What to do: Give the records back in full, exactly as they read.

Raw records:
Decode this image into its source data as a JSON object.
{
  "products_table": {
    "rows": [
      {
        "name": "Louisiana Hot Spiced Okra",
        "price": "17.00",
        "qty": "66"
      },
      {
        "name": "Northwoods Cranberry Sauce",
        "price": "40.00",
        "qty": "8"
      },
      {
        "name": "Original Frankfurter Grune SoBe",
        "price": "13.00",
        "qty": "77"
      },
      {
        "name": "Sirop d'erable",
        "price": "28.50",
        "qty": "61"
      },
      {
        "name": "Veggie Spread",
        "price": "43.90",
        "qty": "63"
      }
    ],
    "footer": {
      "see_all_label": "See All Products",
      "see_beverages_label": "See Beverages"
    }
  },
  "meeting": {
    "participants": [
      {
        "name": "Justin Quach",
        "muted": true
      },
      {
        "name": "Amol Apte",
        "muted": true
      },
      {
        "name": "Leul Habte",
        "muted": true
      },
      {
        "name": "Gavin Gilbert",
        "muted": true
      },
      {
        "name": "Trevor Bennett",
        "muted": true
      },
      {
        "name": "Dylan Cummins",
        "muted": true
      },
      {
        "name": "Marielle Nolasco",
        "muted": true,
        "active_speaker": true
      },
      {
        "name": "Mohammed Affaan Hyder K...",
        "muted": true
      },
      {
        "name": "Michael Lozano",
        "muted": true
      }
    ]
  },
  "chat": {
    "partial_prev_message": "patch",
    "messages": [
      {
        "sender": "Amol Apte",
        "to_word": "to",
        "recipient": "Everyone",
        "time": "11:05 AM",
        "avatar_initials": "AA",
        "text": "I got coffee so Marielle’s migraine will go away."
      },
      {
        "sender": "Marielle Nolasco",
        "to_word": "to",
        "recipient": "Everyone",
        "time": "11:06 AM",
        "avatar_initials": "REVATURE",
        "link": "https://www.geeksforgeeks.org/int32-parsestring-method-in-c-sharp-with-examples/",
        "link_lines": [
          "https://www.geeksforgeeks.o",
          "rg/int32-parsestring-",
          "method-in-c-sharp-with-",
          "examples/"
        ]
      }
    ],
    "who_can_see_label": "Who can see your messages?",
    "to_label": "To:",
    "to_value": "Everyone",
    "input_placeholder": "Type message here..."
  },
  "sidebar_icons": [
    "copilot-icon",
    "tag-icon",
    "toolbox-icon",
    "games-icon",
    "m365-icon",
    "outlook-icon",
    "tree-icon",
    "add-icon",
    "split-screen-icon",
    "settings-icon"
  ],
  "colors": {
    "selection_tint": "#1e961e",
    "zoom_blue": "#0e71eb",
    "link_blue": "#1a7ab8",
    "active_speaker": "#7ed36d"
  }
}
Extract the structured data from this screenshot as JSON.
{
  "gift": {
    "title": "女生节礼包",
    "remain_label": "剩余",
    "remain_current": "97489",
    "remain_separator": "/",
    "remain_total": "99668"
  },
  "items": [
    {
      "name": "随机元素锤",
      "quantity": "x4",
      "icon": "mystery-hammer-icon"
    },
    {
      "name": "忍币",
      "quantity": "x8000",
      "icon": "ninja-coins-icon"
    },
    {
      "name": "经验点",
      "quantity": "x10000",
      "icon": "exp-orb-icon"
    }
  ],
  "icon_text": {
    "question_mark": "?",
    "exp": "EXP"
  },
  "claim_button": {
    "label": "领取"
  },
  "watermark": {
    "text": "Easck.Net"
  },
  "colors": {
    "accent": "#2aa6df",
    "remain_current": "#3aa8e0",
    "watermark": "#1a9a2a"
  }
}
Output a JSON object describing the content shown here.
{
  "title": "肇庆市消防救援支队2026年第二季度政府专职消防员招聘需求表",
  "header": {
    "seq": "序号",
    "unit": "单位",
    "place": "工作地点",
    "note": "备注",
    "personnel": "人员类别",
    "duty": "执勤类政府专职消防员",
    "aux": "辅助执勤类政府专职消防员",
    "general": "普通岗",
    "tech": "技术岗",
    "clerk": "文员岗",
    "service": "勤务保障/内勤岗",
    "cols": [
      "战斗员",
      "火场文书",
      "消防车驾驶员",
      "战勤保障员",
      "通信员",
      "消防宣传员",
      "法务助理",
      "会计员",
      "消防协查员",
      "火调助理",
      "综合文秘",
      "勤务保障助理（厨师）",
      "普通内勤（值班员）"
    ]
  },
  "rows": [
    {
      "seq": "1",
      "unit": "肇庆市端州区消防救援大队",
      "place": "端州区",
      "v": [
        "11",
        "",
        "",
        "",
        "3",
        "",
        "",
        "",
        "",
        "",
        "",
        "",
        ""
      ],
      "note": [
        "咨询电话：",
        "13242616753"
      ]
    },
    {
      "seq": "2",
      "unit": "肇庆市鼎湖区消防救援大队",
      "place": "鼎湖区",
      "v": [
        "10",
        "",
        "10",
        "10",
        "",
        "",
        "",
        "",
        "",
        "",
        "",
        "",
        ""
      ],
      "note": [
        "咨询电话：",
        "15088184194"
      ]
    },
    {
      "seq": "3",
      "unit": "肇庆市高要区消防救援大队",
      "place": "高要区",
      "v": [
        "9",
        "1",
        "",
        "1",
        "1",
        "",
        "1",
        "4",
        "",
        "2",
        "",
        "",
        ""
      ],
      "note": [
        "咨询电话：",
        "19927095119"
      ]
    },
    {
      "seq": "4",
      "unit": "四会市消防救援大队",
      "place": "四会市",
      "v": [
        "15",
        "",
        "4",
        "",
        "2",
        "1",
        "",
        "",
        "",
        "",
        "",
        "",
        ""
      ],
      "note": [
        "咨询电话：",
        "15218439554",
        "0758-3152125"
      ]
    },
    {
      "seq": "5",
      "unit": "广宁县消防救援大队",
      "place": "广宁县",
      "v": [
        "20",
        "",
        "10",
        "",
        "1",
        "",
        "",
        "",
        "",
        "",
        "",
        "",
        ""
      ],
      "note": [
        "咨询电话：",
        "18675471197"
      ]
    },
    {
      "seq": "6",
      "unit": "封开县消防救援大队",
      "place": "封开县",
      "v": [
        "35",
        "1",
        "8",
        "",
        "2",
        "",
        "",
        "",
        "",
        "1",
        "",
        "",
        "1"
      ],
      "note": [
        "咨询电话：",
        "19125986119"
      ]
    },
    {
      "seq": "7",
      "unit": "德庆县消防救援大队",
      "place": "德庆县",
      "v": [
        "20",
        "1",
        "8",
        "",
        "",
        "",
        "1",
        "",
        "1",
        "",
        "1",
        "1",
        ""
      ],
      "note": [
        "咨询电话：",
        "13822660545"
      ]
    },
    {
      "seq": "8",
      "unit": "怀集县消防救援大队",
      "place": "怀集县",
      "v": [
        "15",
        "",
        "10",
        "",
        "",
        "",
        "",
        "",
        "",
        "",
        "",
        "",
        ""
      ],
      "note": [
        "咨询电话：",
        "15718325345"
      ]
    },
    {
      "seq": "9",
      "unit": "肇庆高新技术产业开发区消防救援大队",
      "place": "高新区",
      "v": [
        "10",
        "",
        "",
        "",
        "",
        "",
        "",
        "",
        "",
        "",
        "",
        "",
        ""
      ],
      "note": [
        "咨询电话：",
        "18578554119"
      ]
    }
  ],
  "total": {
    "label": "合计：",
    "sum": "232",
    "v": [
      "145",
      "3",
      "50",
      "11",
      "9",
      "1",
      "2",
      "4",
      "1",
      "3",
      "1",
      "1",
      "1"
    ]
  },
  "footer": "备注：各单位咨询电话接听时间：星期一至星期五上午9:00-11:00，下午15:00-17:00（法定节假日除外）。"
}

Exercise solution:
Decode this image into its source data as a JSON object.
{
  "products_table": {
    "rows": [
      {
        "name": "Louisiana Hot Spiced Okra",
        "price": "17.00",
        "qty": "66"
      },
      {
        "name": "Northwoods Cranberry Sauce",
        "price": "40.00",
        "qty": "8"
      },
      {
        "name": "Original Frankfurter Grune SoBe",
        "price": "13.00",
        "qty": "77"
      },
      {
        "name": "Sirop d'erable",
        "price": "28.50",
        "qty": "61"
      },
      {
        "name": "Veggie Spread",
        "price": "43.90",
        "qty": "63"
      }
    ],
    "footer": {
      "see_all_label": "See All Products",
      "see_beverages_label": "See Beverages"
    }
  },
  "meeting": {
    "participants": [
      {
        "name": "Justin Quach",
        "muted": true
      },
      {
        "name": "Amol Apte",
        "muted": true
      },
      {
        "name": "Leul Habte",
        "muted": true
      },
      {
        "name": "Gavin Gilbert",
        "muted": true
      },
      {
        "name": "Trevor Bennett",
        "muted": true
      },
      {
        "name": "Dylan Cummins",
        "muted": true
      },
      {
        "name": "Marielle Nolasco",
        "muted": true,
        "active_speaker": true
      },
      {
        "name": "Mohammed Affaan Hyder K...",
        "muted": true
      },
      {
        "name": "Michael Lozano",
        "muted": true
      }
    ]
  },
  "chat": {
    "partial_prev_message": "patch",
    "messages": [
      {
        "sender": "Amol Apte",
        "to_word": "to",
        "recipient": "Everyone",
        "time": "11:05 AM",
        "avatar_initials": "AA",
        "text": "I got coffee so Marielle’s migraine will go away."
      },
      {
        "sender": "Marielle Nolasco",
        "to_word": "to",
        "recipient": "Everyone",
        "time": "11:06 AM",
        "avatar_initials": "REVATURE",
        "link": "https://www.geeksforgeeks.org/int32-parsestring-method-in-c-sharp-with-examples/",
        "link_lines": [
          "https://www.geeksforgeeks.o",
          "rg/int32-parsestring-",
          "method-in-c-sharp-with-",
          "examples/"
        ]
      }
    ],
    "who_can_see_label": "Who can see your messages?",
    "to_label": "To:",
    "to_value": "Everyone",
    "input_placeholder": "Type message here..."
  },
  "sidebar_icons": [
    "copilot-icon",
    "tag-icon",
    "toolbox-icon",
    "games-icon",
    "m365-icon",
    "outlook-icon",
    "tree-icon",
    "add-icon",
    "split-screen-icon",
    "settings-icon"
  ],
  "colors": {
    "selection_tint": "#1e961e",
    "zoom_blue": "#0e71eb",
    "link_blue": "#1a7ab8",
    "active_speaker": "#7ed36d"
  }
}
Extract the structured data from this screenshot as JSON.
{
  "gift": {
    "title": "女生节礼包",
    "remain_label": "剩余",
    "remain_current": "97489",
    "remain_separator": "/",
    "remain_total": "99668"
  },
  "items": [
    {
      "name": "随机元素锤",
      "quantity": "x4",
      "icon": "mystery-hammer-icon"
    },
    {
      "name": "忍币",
      "quantity": "x8000",
      "icon": "ninja-coins-icon"
    },
    {
      "name": "经验点",
      "quantity": "x10000",
      "icon": "exp-orb-icon"
    }
  ],
  "icon_text": {
    "question_mark": "?",
    "exp": "EXP"
  },
  "claim_button": {
    "label": "领取"
  },
  "watermark": {
    "text": "Easck.Net"
  },
  "colors": {
    "accent": "#2aa6df",
    "remain_current": "#3aa8e0",
    "watermark": "#1a9a2a"
  }
}
Output a JSON object describing the content shown here.
{
  "title": "肇庆市消防救援支队2026年第二季度政府专职消防员招聘需求表",
  "header": {
    "seq": "序号",
    "unit": "单位",
    "place": "工作地点",
    "note": "备注",
    "personnel": "人员类别",
    "duty": "执勤类政府专职消防员",
    "aux": "辅助执勤类政府专职消防员",
    "general": "普通岗",
    "tech": "技术岗",
    "clerk": "文员岗",
    "service": "勤务保障/内勤岗",
    "cols": [
      "战斗员",
      "火场文书",
      "消防车驾驶员",
      "战勤保障员",
      "通信员",
      "消防宣传员",
      "法务助理",
      "会计员",
      "消防协查员",
      "火调助理",
      "综合文秘",
      "勤务保障助理（厨师）",
      "普通内勤（值班员）"
    ]
  },
  "rows": [
    {
      "seq": "1",
      "unit": "肇庆市端州区消防救援大队",
      "place": "端州区",
      "v": [
        "11",
        "",
        "",
        "",
        "3",
        "",
        "",
        "",
        "",
        "",
        "",
        "",
        ""
      ],
      "note": [
        "咨询电话：",
        "13242616753"
      ]
    },
    {
      "seq": "2",
      "unit": "肇庆市鼎湖区消防救援大队",
      "place": "鼎湖区",
      "v": [
        "10",
        "",
        "10",
        "10",
        "",
        "",
        "",
        "",
        "",
        "",
        "",
        "",
        ""
      ],
      "note": [
        "咨询电话：",
        "15088184194"
      ]
    },
    {
      "seq": "3",
      "unit": "肇庆市高要区消防救援大队",
      "place": "高要区",
      "v": [
        "9",
        "1",
        "",
        "1",
        "1",
        "",
        "1",
        "4",
        "",
        "2",
        "",
        "",
        ""
      ],
      "note": [
        "咨询电话：",
        "19927095119"
      ]
    },
    {
      "seq": "4",
      "unit": "四会市消防救援大队",
      "place": "四会市",
      "v": [
        "15",
        "",
        "4",
        "",
        "2",
        "1",
        "",
        "",
        "",
        "",
        "",
        "",
        ""
      ],
      "note": [
        "咨询电话：",
        "15218439554",
        "0758-3152125"
      ]
    },
    {
      "seq": "5",
      "unit": "广宁县消防救援大队",
      "place": "广宁县",
      "v": [
        "20",
        "",
        "10",
        "",
        "1",
        "",
        "",
        "",
        "",
        "",
        "",
        "",
        ""
      ],
      "note": [
        "咨询电话：",
        "18675471197"
      ]
    },
    {
      "seq": "6",
      "unit": "封开县消防救援大队",
      "place": "封开县",
      "v": [
        "35",
        "1",
        "8",
        "",
        "2",
        "",
        "",
        "",
        "",
        "1",
        "",
        "",
        "1"
      ],
      "note": [
        "咨询电话：",
        "19125986119"
      ]
    },
    {
      "seq": "7",
      "unit": "德庆县消防救援大队",
      "place": "德庆县",
      "v": [
        "20",
        "1",
        "8",
        "",
        "",
        "",
        "1",
        "",
        "1",
        "",
        "1",
        "1",
        ""
      ],
      "note": [
        "咨询电话：",
        "13822660545"
      ]
    },
    {
      "seq": "8",
      "unit": "怀集县消防救援大队",
      "place": "怀集县",
      "v": [
        "15",
        "",
        "10",
        "",
        "",
        "",
        "",
        "",
        "",
        "",
        "",
        "",
        ""
      ],
      "note": [
        "咨询电话：",
        "15718325345"
      ]
    },
    {
      "seq": "9",
      "unit": "肇庆高新技术产业开发区消防救援大队",
      "place": "高新区",
      "v": [
        "10",
        "",
        "",
        "",
        "",
        "",
        "",
        "",
        "",
        "",
        "",
        "",
        ""
      ],
      "note": [
        "咨询电话：",
        "18578554119"
      ]
    }
  ],
  "total": {
    "label": "合计：",
    "sum": "232",
    "v": [
      "145",
      "3",
      "50",
      "11",
      "9",
      "1",
      "2",
      "4",
      "1",
      "3",
      "1",
      "1",
      "1"
    ]
  },
  "footer": "备注：各单位咨询电话接听时间：星期一至星期五上午9:00-11:00，下午15:00-17:00（法定节假日除外）。"
}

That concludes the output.